TASK INSTRUCTIONS:
Copy each line in which the string "Class" occurs.

Data excerpts:
──────────

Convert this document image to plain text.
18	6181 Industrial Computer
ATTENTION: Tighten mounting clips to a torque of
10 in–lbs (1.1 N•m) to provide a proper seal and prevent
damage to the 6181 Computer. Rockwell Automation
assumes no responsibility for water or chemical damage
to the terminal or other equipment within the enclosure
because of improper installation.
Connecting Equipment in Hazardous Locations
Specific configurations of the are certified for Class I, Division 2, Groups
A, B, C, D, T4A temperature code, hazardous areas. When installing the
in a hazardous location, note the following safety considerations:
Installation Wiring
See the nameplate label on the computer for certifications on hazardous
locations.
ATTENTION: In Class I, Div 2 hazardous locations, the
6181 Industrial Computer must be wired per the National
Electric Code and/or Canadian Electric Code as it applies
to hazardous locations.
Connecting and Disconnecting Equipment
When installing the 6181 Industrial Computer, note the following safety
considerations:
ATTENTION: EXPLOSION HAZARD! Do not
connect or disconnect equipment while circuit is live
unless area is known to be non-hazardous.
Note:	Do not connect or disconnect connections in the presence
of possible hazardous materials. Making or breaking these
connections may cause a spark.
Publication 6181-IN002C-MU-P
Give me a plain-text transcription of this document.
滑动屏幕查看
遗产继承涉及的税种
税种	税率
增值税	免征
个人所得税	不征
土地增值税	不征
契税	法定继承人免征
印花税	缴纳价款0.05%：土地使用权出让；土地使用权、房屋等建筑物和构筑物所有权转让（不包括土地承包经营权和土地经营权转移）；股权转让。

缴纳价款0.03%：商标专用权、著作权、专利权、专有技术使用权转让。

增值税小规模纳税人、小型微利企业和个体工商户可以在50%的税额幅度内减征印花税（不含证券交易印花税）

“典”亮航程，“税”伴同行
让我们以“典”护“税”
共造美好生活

──────────

FULL OUTPUT:
Specific configurations of the are certified for Class I, Division 2, Groups
ATTENTION: In Class I, Div 2 hazardous locations, the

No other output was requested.